Data listing:
_ _ _
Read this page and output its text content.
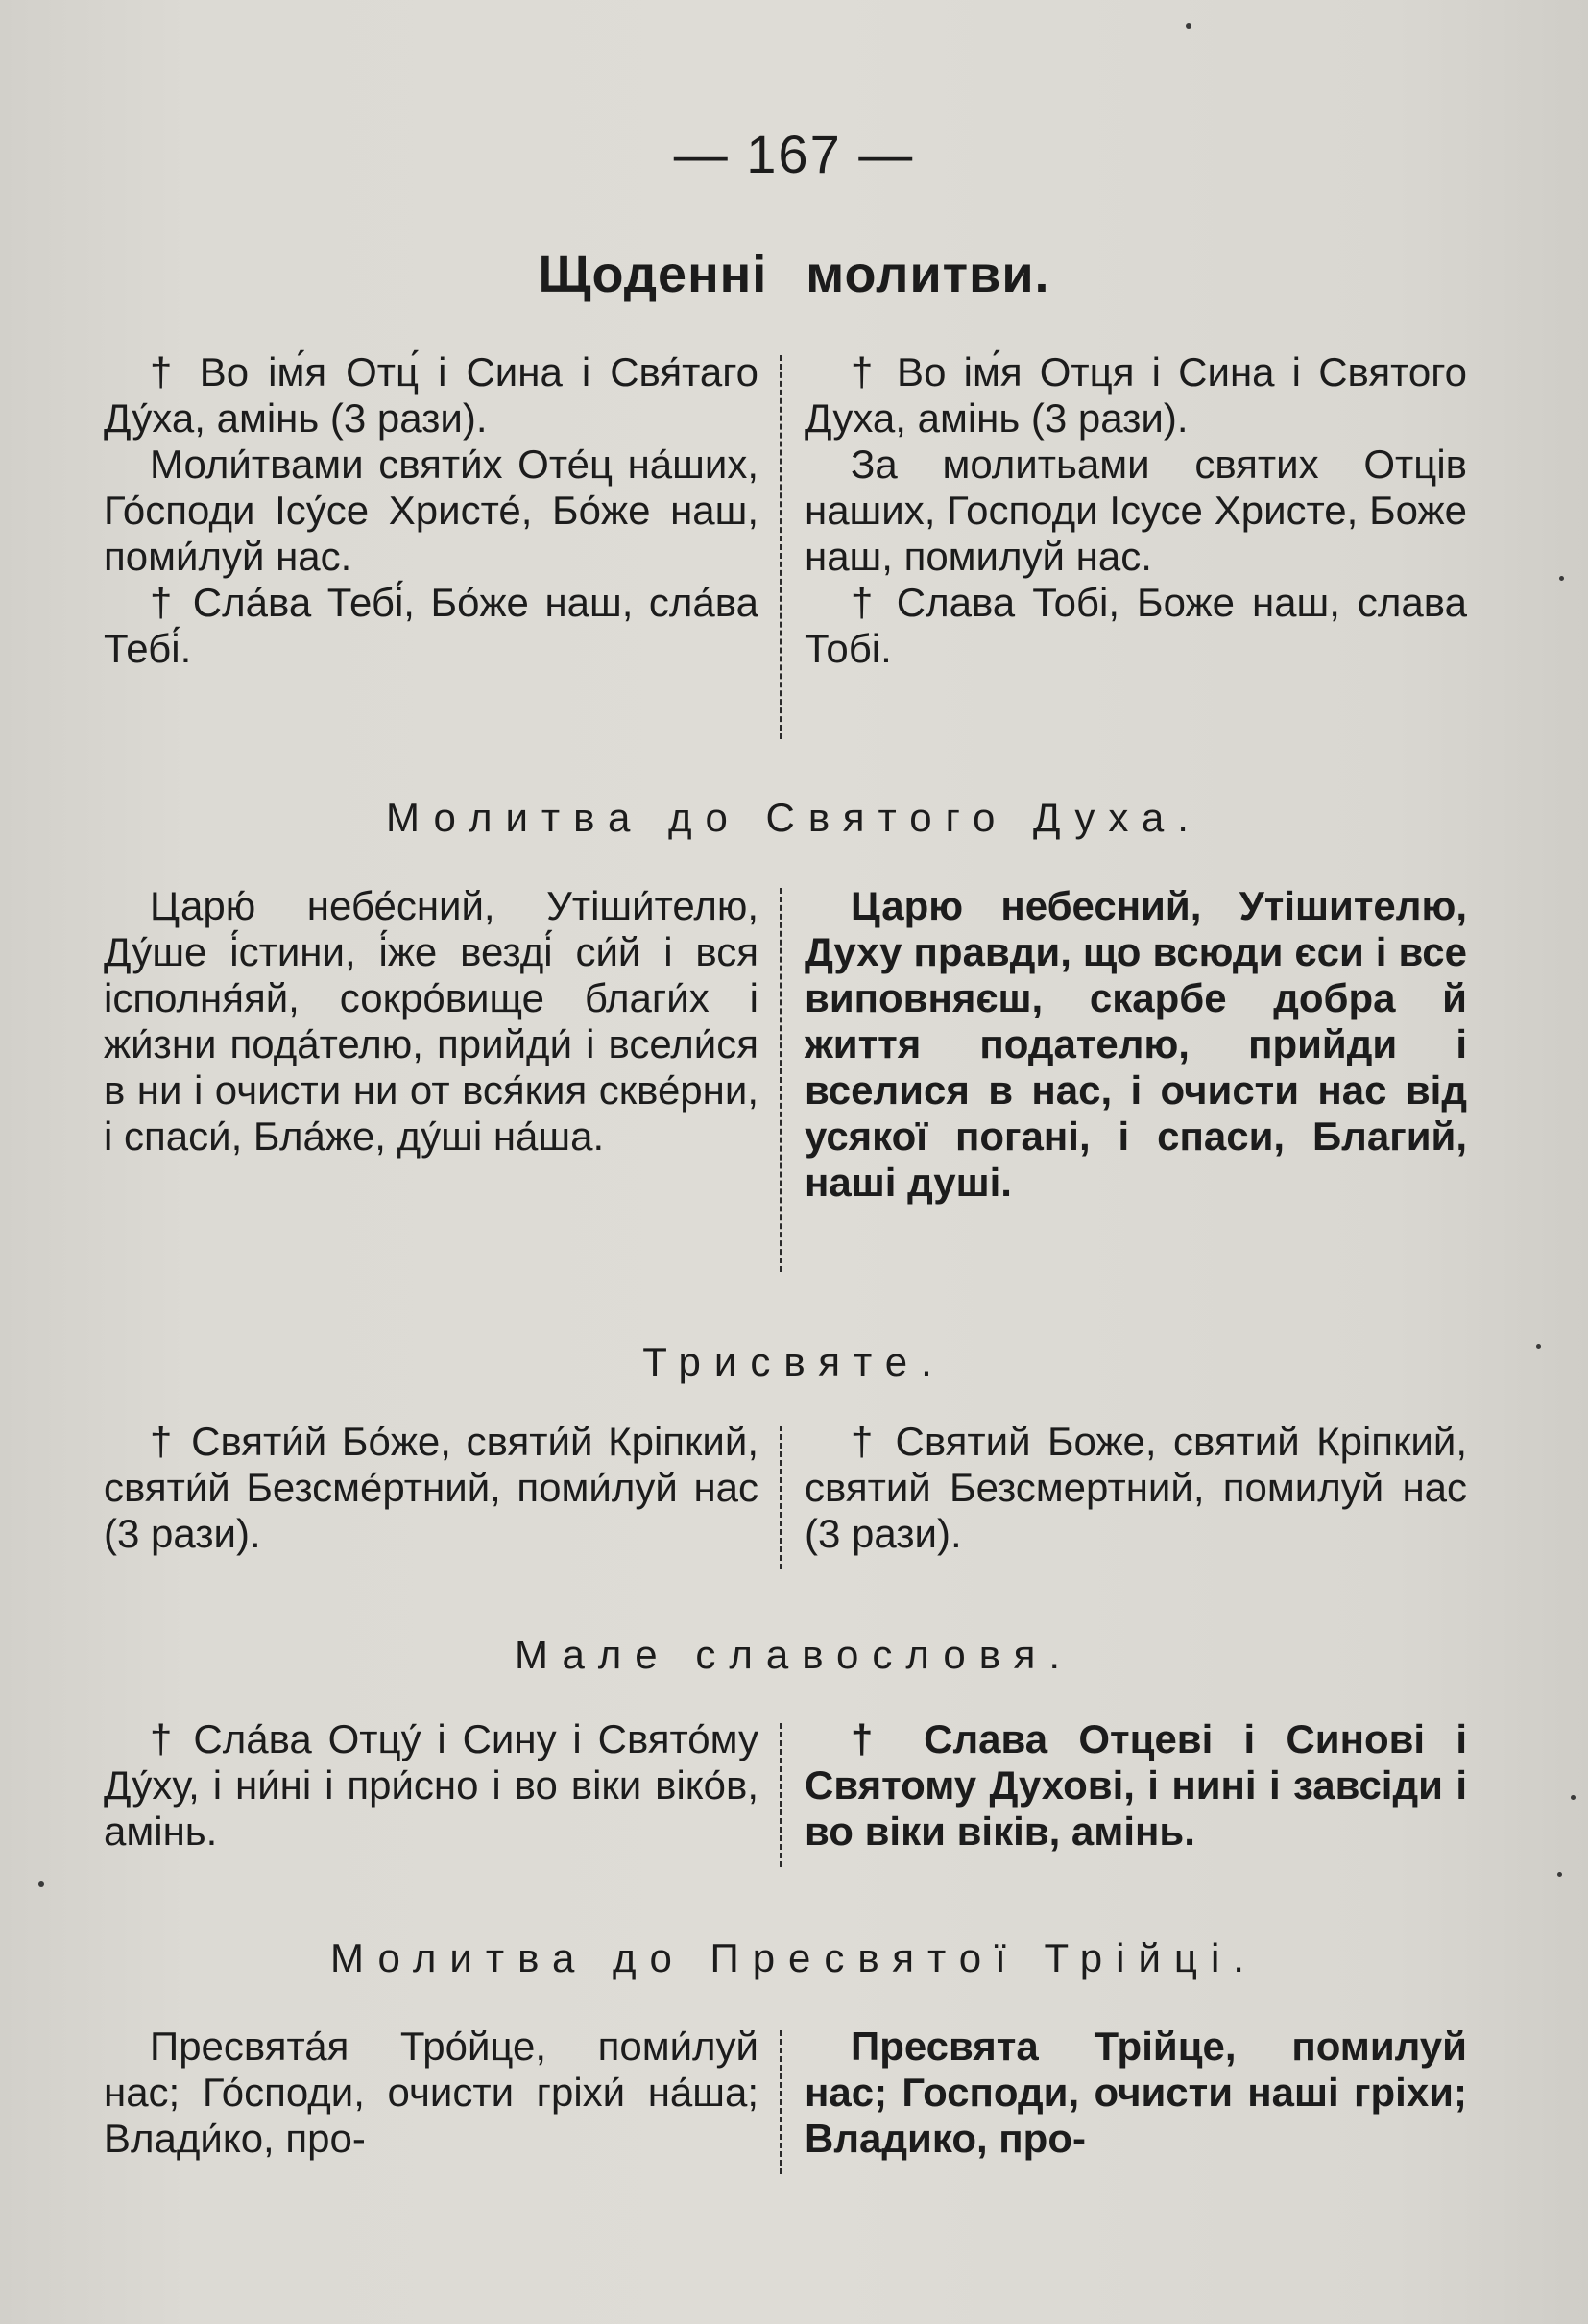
— 167 —
Щоденні молитви.

† Во ім́я Отц́ і Сина і Свя́таго Ду́ха, амінь (3 рази).

Моли́твами святи́х Оте́ц на́ших, Го́споди Ісу́се Христе́, Бо́же наш, поми́луй нас.

† Сла́ва Тебі́, Бо́же наш, сла́ва Тебі́.

† Во ім́я Отця і Сина і Святого Духа, амінь (3 рази).

За молитьами святих Отців наших, Господи Ісусе Христе, Боже наш, помилуй нас.

† Слава Тобі, Боже наш, слава Тобі.

Молитва до Святого Духа.

Царю́ небе́сний, Утіши́телю, Ду́ше і́стини, і́же везді́ си́й і вся ісполня́яй, сокро́вище благи́х і жи́зни пода́телю, прийди́ і всели́ся в ни і очисти ни от вся́кия скве́рни, і спаси́, Бла́же, ду́ші на́ша.

Царю небесний, Утішителю, Духу правди, що всюди єси і все виповняєш, скарбе добра й життя подателю, прийди і вселися в нас, і очисти нас від усякої погані, і спаси, Благий, наші душі.

Трисвяте.

† Святи́й Бо́же, святи́й Кріпкий, святи́й Безсме́ртний, поми́луй нас (3 рази).

† Святий Боже, святий Кріпкий, святий Безсмертний, помилуй нас (3 рази).

Мале славословя.

† Сла́ва Отцу́ і Сину і Свято́му Ду́ху, і ни́ні і при́сно і во віки віко́в, амінь.

† Слава Отцеві і Синові і Святому Духові, і нині і завсіди і во віки віків, амінь.

Молитва до Пресвятої Трійці.

Пресвята́я Тро́йце, поми́луй нас; Го́споди, очисти грiхи́ на́ша; Влади́ко, про-

Пресвята Трійце, помилуй нас; Господи, очисти наші гріхи; Владико, про-
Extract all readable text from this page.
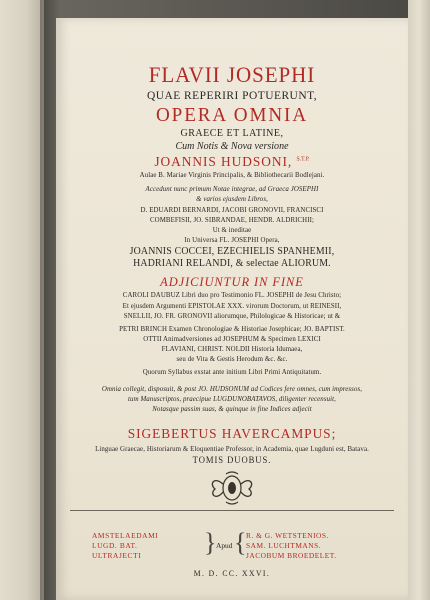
FLAVII JOSEPHI
QUAE REPERIRI POTUERUNT,
OPERA OMNIA
GRAECE ET LATINE,
Cum Notis & Nova versione
JOANNIS HUDSONI, $^{S.T.P.}$
Aulae B. Mariae Virginis Principalis, & Bibliothecarii Bodlejani.
Accedunt nunc primum Notae integrae, ad Graeca JOSEPHI
& varios ejusdem Libros,
D. EDUARDI BERNARDI, JACOBI GRONOVII, FRANCISCI
COMBEFISII, JO. SIBRANDAE, HENDR. ALDRICHII;
Ut & ineditae
In Universa FL. JOSEPHI Opera,
JOANNIS COCCEI, EZECHIELIS SPANHEMII,
HADRIANI RELANDI, & selectae ALIORUM.
ADJICIUNTUR IN FINE
CAROLI DAUBUZ Libri duo pro Testimonio FL. JOSEPHI de Jesu Christo;
Et ejusdem Argumenti EPISTOLAE XXX. virorum Doctorum, ut REINESII,
SNELLII, JO. FR. GRONOVII aliorumque, Philologicae & Historicae; ut &
PETRI BRINCH Examen Chronologiae & Historiae Josephicae; JO. BAPTIST.
OTTII Animadversiones ad JOSEPHUM & Specimen LEXICI
FLAVIANI, CHRIST. NOLDII Historia Idumaea,
seu de Vita & Gestis Herodum &c. &c.
Quorum Syllabus exstat ante initium Libri Primi Antiquitatum.
Omnia collegit, disposuit, & post JO. HUDSONUM ad Codices fere omnes, cum impressos,
tum Manuscriptos, praecipue LUGDUNOBATAVOS, diligenter recensuit,
Notasque passim suas, & quinque in fine Indices adjecit
SIGEBERTUS HAVERCAMPUS;
Linguae Graecae, Historiarum & Eloquentiae Professor, in Academia, quae Lugduni est, Batava.
TOMIS DUOBUS.
AMSTELAEDAMI
LUGD. BAT.
ULTRAJECTI	} Apud { R. & G. WETSTENIOS.
SAM. LUCHTMANS.
JACOBUM BROEDELET.
M. D. CC. XXVI.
_ _ _
Written exercise:
The listing above must be printed again exactly, minus its pictures.

Finished answer:
Read this page and output its text content.
— 167 —
Щоденні молитви.

† Во ім́я Отц́ і Сина і Свя́таго Ду́ха, амінь (3 рази).

Моли́твами святи́х Оте́ц на́ших, Го́споди Ісу́се Христе́, Бо́же наш, поми́луй нас.

† Сла́ва Тебі́, Бо́же наш, сла́ва Тебі́.

† Во ім́я Отця і Сина і Святого Духа, амінь (3 рази).

За молитьами святих Отців наших, Господи Ісусе Христе, Боже наш, помилуй нас.

† Слава Тобі, Боже наш, слава Тобі.

Молитва до Святого Духа.

Царю́ небе́сний, Утіши́телю, Ду́ше і́стини, і́же везді́ си́й і вся ісполня́яй, сокро́вище благи́х і жи́зни пода́телю, прийди́ і всели́ся в ни і очисти ни от вся́кия скве́рни, і спаси́, Бла́же, ду́ші на́ша.

Царю небесний, Утішителю, Духу правди, що всюди єси і все виповняєш, скарбе добра й життя подателю, прийди і вселися в нас, і очисти нас від усякої погані, і спаси, Благий, наші душі.

Трисвяте.

† Святи́й Бо́же, святи́й Кріпкий, святи́й Безсме́ртний, поми́луй нас (3 рази).

† Святий Боже, святий Кріпкий, святий Безсмертний, помилуй нас (3 рази).

Мале славословя.

† Сла́ва Отцу́ і Сину і Свято́му Ду́ху, і ни́ні і при́сно і во віки віко́в, амінь.

† Слава Отцеві і Синові і Святому Духові, і нині і завсіди і во віки віків, амінь.

Молитва до Пресвятої Трійці.

Пресвята́я Тро́йце, поми́луй нас; Го́споди, очисти грiхи́ на́ша; Влади́ко, про-

Пресвята Трійце, помилуй нас; Господи, очисти наші гріхи; Владико, про-
Extract all readable text from this page.
FLAVII JOSEPHI
QUAE REPERIRI POTUERUNT,
OPERA OMNIA
GRAECE ET LATINE,
Cum Notis & Nova versione
JOANNIS HUDSONI, $^{S.T.P.}$
Aulae B. Mariae Virginis Principalis, & Bibliothecarii Bodlejani.
Accedunt nunc primum Notae integrae, ad Graeca JOSEPHI
& varios ejusdem Libros,
D. EDUARDI BERNARDI, JACOBI GRONOVII, FRANCISCI
COMBEFISII, JO. SIBRANDAE, HENDR. ALDRICHII;
Ut & ineditae
In Universa FL. JOSEPHI Opera,
JOANNIS COCCEI, EZECHIELIS SPANHEMII,
HADRIANI RELANDI, & selectae ALIORUM.
ADJICIUNTUR IN FINE
CAROLI DAUBUZ Libri duo pro Testimonio FL. JOSEPHI de Jesu Christo;
Et ejusdem Argumenti EPISTOLAE XXX. virorum Doctorum, ut REINESII,
SNELLII, JO. FR. GRONOVII aliorumque, Philologicae & Historicae; ut &
PETRI BRINCH Examen Chronologiae & Historiae Josephicae; JO. BAPTIST.
OTTII Animadversiones ad JOSEPHUM & Specimen LEXICI
FLAVIANI, CHRIST. NOLDII Historia Idumaea,
seu de Vita & Gestis Herodum &c. &c.
Quorum Syllabus exstat ante initium Libri Primi Antiquitatum.
Omnia collegit, disposuit, & post JO. HUDSONUM ad Codices fere omnes, cum impressos,
tum Manuscriptos, praecipue LUGDUNOBATAVOS, diligenter recensuit,
Notasque passim suas, & quinque in fine Indices adjecit
SIGEBERTUS HAVERCAMPUS;
Linguae Graecae, Historiarum & Eloquentiae Professor, in Academia, quae Lugduni est, Batava.
TOMIS DUOBUS.
AMSTELAEDAMI
LUGD. BAT.
ULTRAJECTI	} Apud { R. & G. WETSTENIOS.
SAM. LUCHTMANS.
JACOBUM BROEDELET.
M. D. CC. XXVI.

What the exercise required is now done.